-- begin SOURCE MATERIAL --

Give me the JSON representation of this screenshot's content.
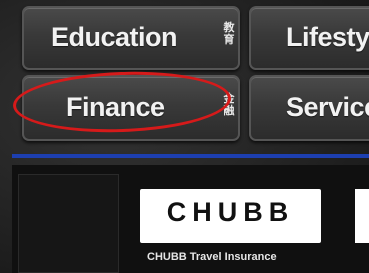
{
  "categories": [
    {
      "label": "Education",
      "cjk": "教育"
    },
    {
      "label": "Lifesty"
    },
    {
      "label": "Finance",
      "cjk": "金融"
    },
    {
      "label": "Service"
    }
  ],
  "partner": {
    "logo": "CHUBB",
    "caption": "CHUBB Travel Insurance"
  },
  "colors": {
    "accent_line": "#1d3fb0",
    "highlight_ring": "#d61a1a"
  }
}
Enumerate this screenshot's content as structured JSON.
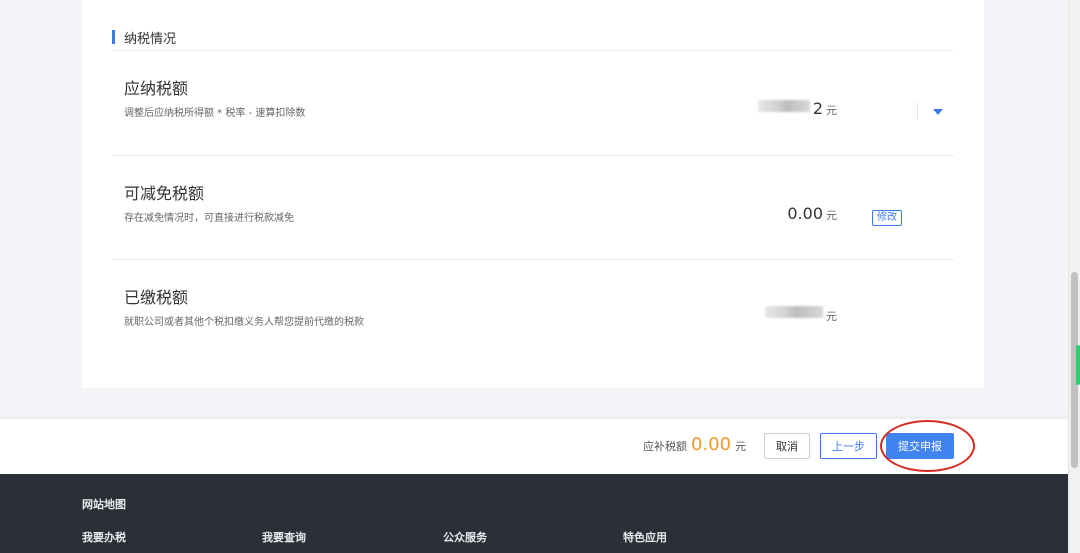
{
  "section": {
    "title": "纳税情况"
  },
  "rows": [
    {
      "title": "应纳税额",
      "desc": "调整后应纳税所得额 * 税率 - 速算扣除数",
      "value_visible_suffix": "2",
      "unit": "元"
    },
    {
      "title": "可减免税额",
      "desc": "存在减免情况时，可直接进行税款减免",
      "value": "0.00",
      "unit": "元",
      "action_label": "修改"
    },
    {
      "title": "已缴税额",
      "desc": "就职公司或者其他个税扣缴义务人帮您提前代缴的税款",
      "unit": "元"
    }
  ],
  "action_bar": {
    "due_label": "应补税额",
    "due_amount": "0.00",
    "due_unit": "元",
    "cancel_label": "取消",
    "prev_label": "上一步",
    "submit_label": "提交申报"
  },
  "footer": {
    "map_title": "网站地图",
    "columns": [
      "我要办税",
      "我要查询",
      "公众服务",
      "特色应用"
    ]
  },
  "colors": {
    "accent": "#3d7bea",
    "amount": "#f39a2b",
    "highlight": "#d82c20",
    "footer_bg": "#2a2f38"
  },
  "icons": {
    "dropdown": "chevron-down-icon"
  }
}
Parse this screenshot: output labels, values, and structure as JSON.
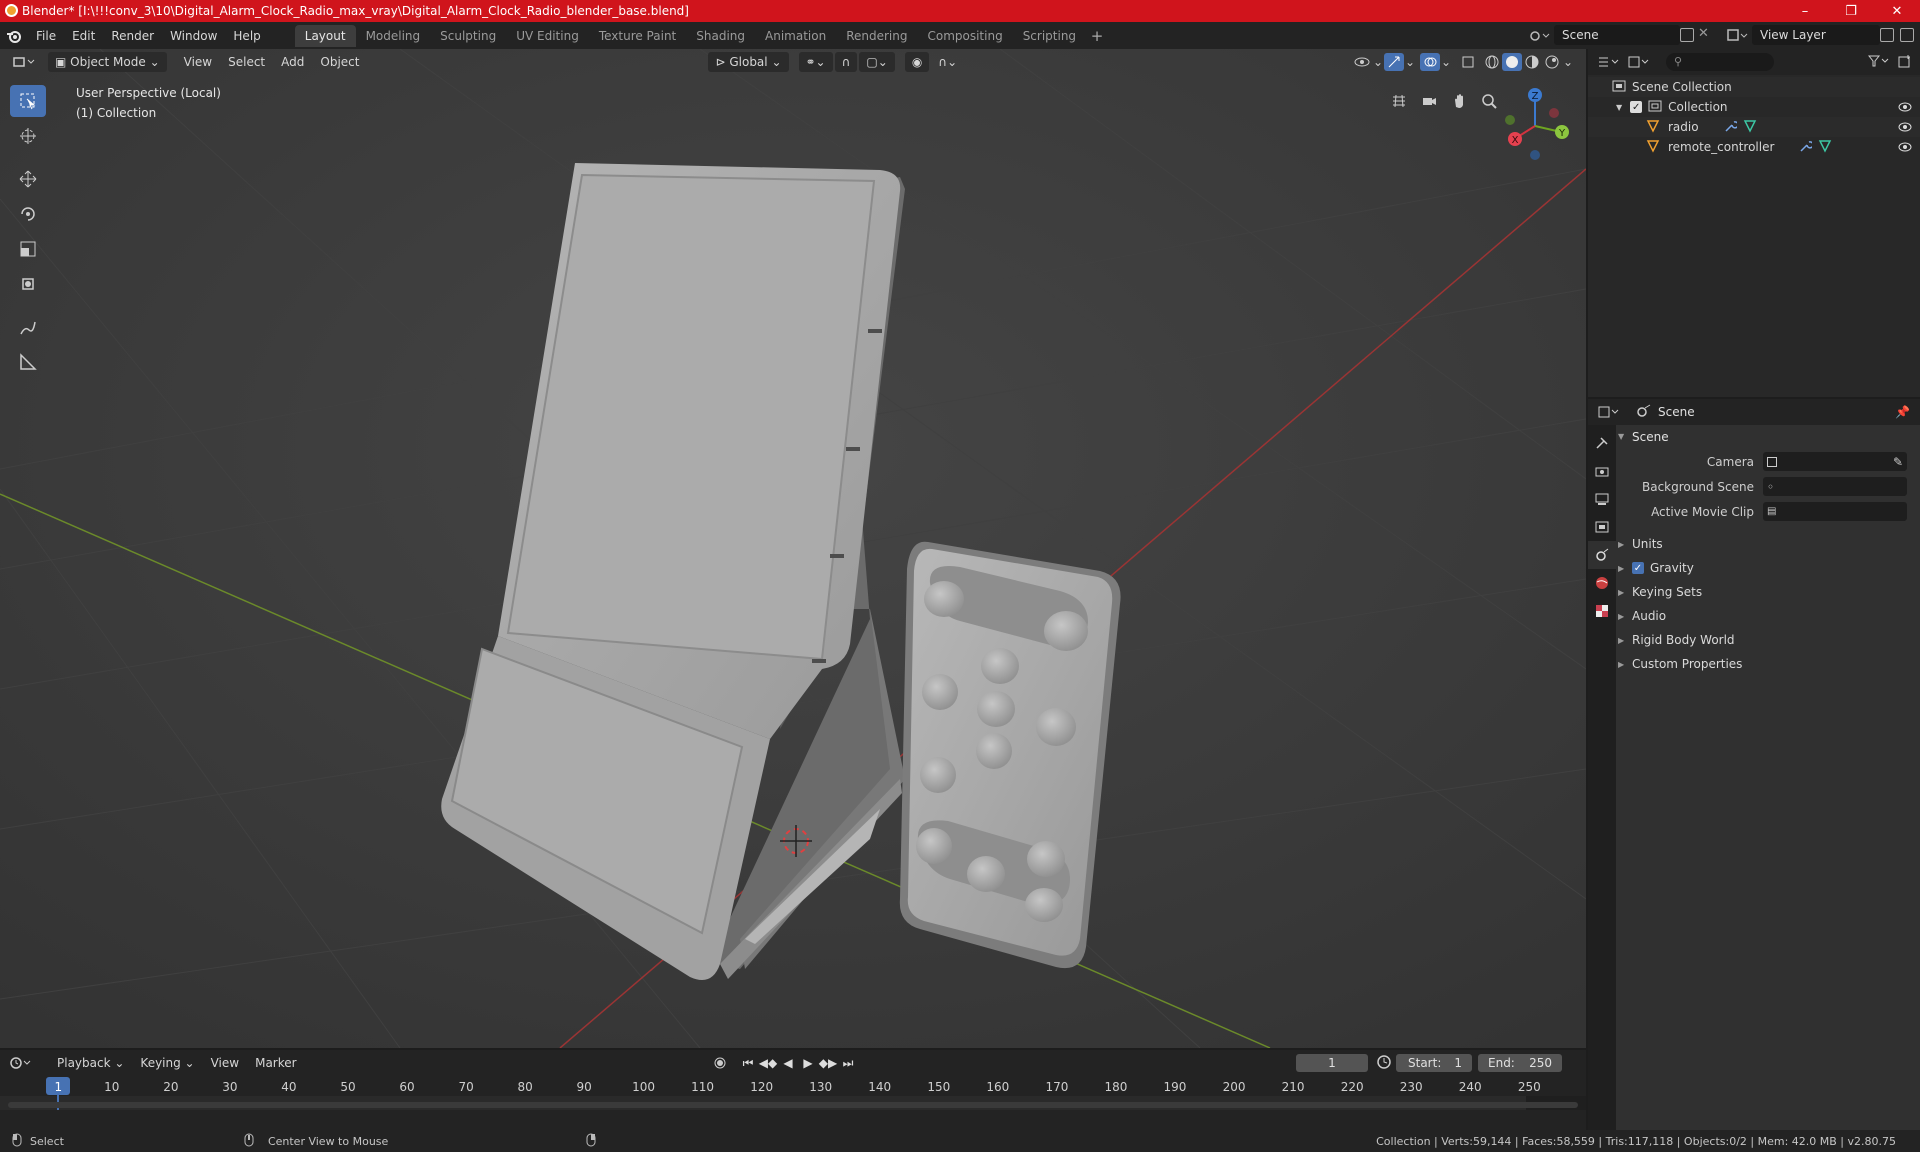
{
  "window": {
    "title": "Blender* [I:\\!!!conv_3\\10\\Digital_Alarm_Clock_Radio_max_vray\\Digital_Alarm_Clock_Radio_blender_base.blend]",
    "accent": "#d0141c"
  },
  "menu": [
    "File",
    "Edit",
    "Render",
    "Window",
    "Help"
  ],
  "workspaces": [
    "Layout",
    "Modeling",
    "Sculpting",
    "UV Editing",
    "Texture Paint",
    "Shading",
    "Animation",
    "Rendering",
    "Compositing",
    "Scripting"
  ],
  "active_workspace": "Layout",
  "scene_name": "Scene",
  "view_layer": "View Layer",
  "viewport": {
    "mode": "Object Mode",
    "menus": [
      "View",
      "Select",
      "Add",
      "Object"
    ],
    "orientation": "Global",
    "info_line1": "User Perspective (Local)",
    "info_line2": "(1) Collection",
    "gizmo": {
      "x": "X",
      "y": "Y",
      "z": "Z"
    }
  },
  "outliner": {
    "search_placeholder": "",
    "root": "Scene Collection",
    "collection": "Collection",
    "objects": [
      "radio",
      "remote_controller"
    ]
  },
  "properties": {
    "header": "Scene",
    "panel_title": "Scene",
    "fields": [
      {
        "label": "Camera",
        "value": ""
      },
      {
        "label": "Background Scene",
        "value": ""
      },
      {
        "label": "Active Movie Clip",
        "value": ""
      }
    ],
    "subpanels": [
      "Units",
      "Gravity",
      "Keying Sets",
      "Audio",
      "Rigid Body World",
      "Custom Properties"
    ]
  },
  "timeline": {
    "menus": [
      "Playback",
      "Keying",
      "View",
      "Marker"
    ],
    "current_frame": "1",
    "start_label": "Start:",
    "start": "1",
    "end_label": "End:",
    "end": "250",
    "ticks": [
      "1",
      "10",
      "20",
      "30",
      "40",
      "50",
      "60",
      "70",
      "80",
      "90",
      "100",
      "110",
      "120",
      "130",
      "140",
      "150",
      "160",
      "170",
      "180",
      "190",
      "200",
      "210",
      "220",
      "230",
      "240",
      "250"
    ]
  },
  "status": {
    "left1": "Select",
    "left2": "Center View to Mouse",
    "right": "Collection | Verts:59,144 | Faces:58,559 | Tris:117,118 | Objects:0/2 | Mem: 42.0 MB | v2.80.75"
  }
}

-- end SOURCE MATERIAL --

*WHAT IS REQUIRED*. Repeat the data in full and exactly. Omit pictures.

*EXERCISE SOLUTION*.
Give me the JSON representation of this screenshot's content.
{
  "categories": [
    {
      "label": "Education",
      "cjk": "教育"
    },
    {
      "label": "Lifesty"
    },
    {
      "label": "Finance",
      "cjk": "金融"
    },
    {
      "label": "Service"
    }
  ],
  "partner": {
    "logo": "CHUBB",
    "caption": "CHUBB Travel Insurance"
  },
  "colors": {
    "accent_line": "#1d3fb0",
    "highlight_ring": "#d61a1a"
  }
}
Enumerate this screenshot's content as structured JSON.
{
  "section": {
    "title": "纳税情况"
  },
  "rows": [
    {
      "title": "应纳税额",
      "desc": "调整后应纳税所得额 * 税率 - 速算扣除数",
      "value_visible_suffix": "2",
      "unit": "元"
    },
    {
      "title": "可减免税额",
      "desc": "存在减免情况时，可直接进行税款减免",
      "value": "0.00",
      "unit": "元",
      "action_label": "修改"
    },
    {
      "title": "已缴税额",
      "desc": "就职公司或者其他个税扣缴义务人帮您提前代缴的税款",
      "unit": "元"
    }
  ],
  "action_bar": {
    "due_label": "应补税额",
    "due_amount": "0.00",
    "due_unit": "元",
    "cancel_label": "取消",
    "prev_label": "上一步",
    "submit_label": "提交申报"
  },
  "footer": {
    "map_title": "网站地图",
    "columns": [
      "我要办税",
      "我要查询",
      "公众服务",
      "特色应用"
    ]
  },
  "colors": {
    "accent": "#3d7bea",
    "amount": "#f39a2b",
    "highlight": "#d82c20",
    "footer_bg": "#2a2f38"
  },
  "icons": {
    "dropdown": "chevron-down-icon"
  }
}
Parse this screenshot: output labels, values, and structure as JSON.
{
  "window": {
    "title": "Blender* [I:\\!!!conv_3\\10\\Digital_Alarm_Clock_Radio_max_vray\\Digital_Alarm_Clock_Radio_blender_base.blend]",
    "accent": "#d0141c"
  },
  "menu": [
    "File",
    "Edit",
    "Render",
    "Window",
    "Help"
  ],
  "workspaces": [
    "Layout",
    "Modeling",
    "Sculpting",
    "UV Editing",
    "Texture Paint",
    "Shading",
    "Animation",
    "Rendering",
    "Compositing",
    "Scripting"
  ],
  "active_workspace": "Layout",
  "scene_name": "Scene",
  "view_layer": "View Layer",
  "viewport": {
    "mode": "Object Mode",
    "menus": [
      "View",
      "Select",
      "Add",
      "Object"
    ],
    "orientation": "Global",
    "info_line1": "User Perspective (Local)",
    "info_line2": "(1) Collection",
    "gizmo": {
      "x": "X",
      "y": "Y",
      "z": "Z"
    }
  },
  "outliner": {
    "search_placeholder": "",
    "root": "Scene Collection",
    "collection": "Collection",
    "objects": [
      "radio",
      "remote_controller"
    ]
  },
  "properties": {
    "header": "Scene",
    "panel_title": "Scene",
    "fields": [
      {
        "label": "Camera",
        "value": ""
      },
      {
        "label": "Background Scene",
        "value": ""
      },
      {
        "label": "Active Movie Clip",
        "value": ""
      }
    ],
    "subpanels": [
      "Units",
      "Gravity",
      "Keying Sets",
      "Audio",
      "Rigid Body World",
      "Custom Properties"
    ]
  },
  "timeline": {
    "menus": [
      "Playback",
      "Keying",
      "View",
      "Marker"
    ],
    "current_frame": "1",
    "start_label": "Start:",
    "start": "1",
    "end_label": "End:",
    "end": "250",
    "ticks": [
      "1",
      "10",
      "20",
      "30",
      "40",
      "50",
      "60",
      "70",
      "80",
      "90",
      "100",
      "110",
      "120",
      "130",
      "140",
      "150",
      "160",
      "170",
      "180",
      "190",
      "200",
      "210",
      "220",
      "230",
      "240",
      "250"
    ]
  },
  "status": {
    "left1": "Select",
    "left2": "Center View to Mouse",
    "right": "Collection | Verts:59,144 | Faces:58,559 | Tris:117,118 | Objects:0/2 | Mem: 42.0 MB | v2.80.75"
  }
}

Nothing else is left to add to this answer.